== TU TAREA ==
Según el texto sobre Gustavo Madero, ¿qué le reprocharon, entre otras cosas, quienes lo injuriaron y difamaron?

== TEXTO BASE ==
No era Gustavo Madero un genio político; representaba y
con creces, la intuición popular. La intuición popular que ni un
solo día tuvo acceso, durante tres décadas, a las funciones
políticas y administrativas de la República.
Pero, no únicamente lo intuitivo reinaba dentro de aquel
hombre. Dentro de él estaba también la generosidad, el valor, la
definición y el patriotismo; porque por todas esas cualidades
que le adornaban excelsamente, fue por lo cual, sin titubeos,
puso su riqueza económica a las órdenes de la Revolución. Y si
esto no es supremo, será necesario encontrar otro rico mexicano
que haya entregado sus bienes de fortuna para servir a la patria
frente a un poder tan dilatado y profundo como el del general
Díaz.
Precisamente, porque los lobos y lobeznos del régimen
porfirista sabían lo que representaba el hermano del Caudillo
para la Revolución, fue por lo cual, apenas triunfantes los
revolucionarios, no vacilaron en injuriarle y difamarle. Reprochándole,
entre otras cosas, el que hubiese cobrado a la Nación
lo que tuvo necesidad de invertir, para la compra de material de
guerra.

== DATOS PROPORCIONADOS ==

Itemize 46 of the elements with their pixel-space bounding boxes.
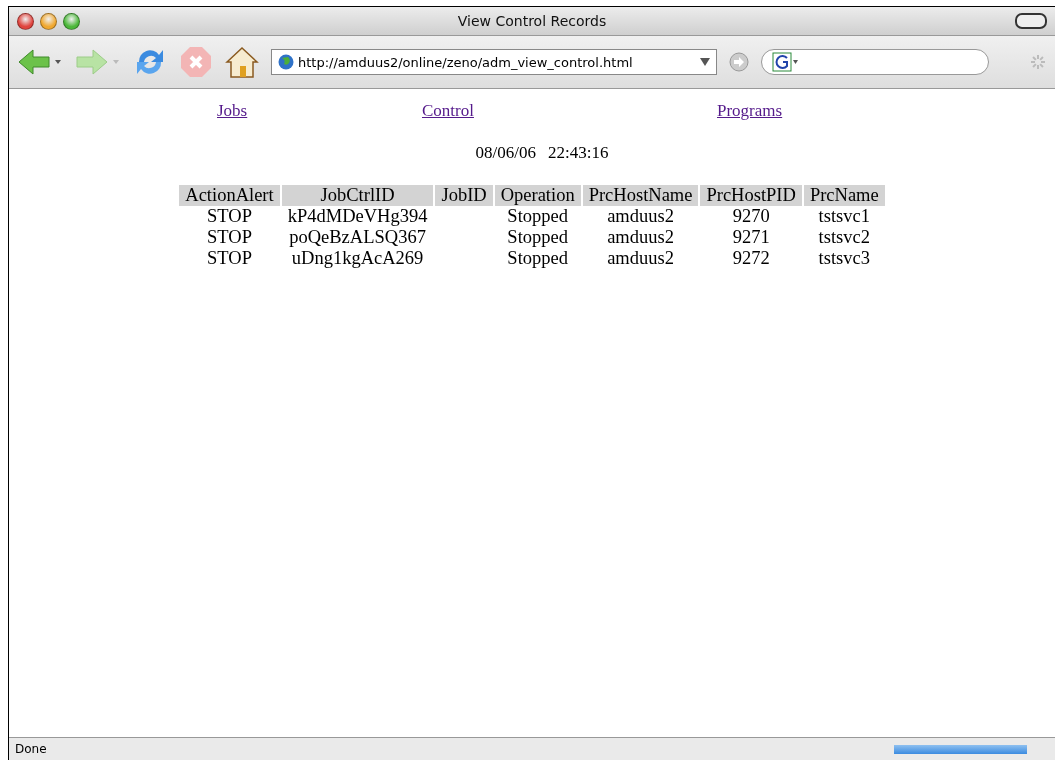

== RESPUESTA CORRECTA ==
Haber cobrado a la Nación lo que tuvo necesidad de invertir para la compra de material de guerra.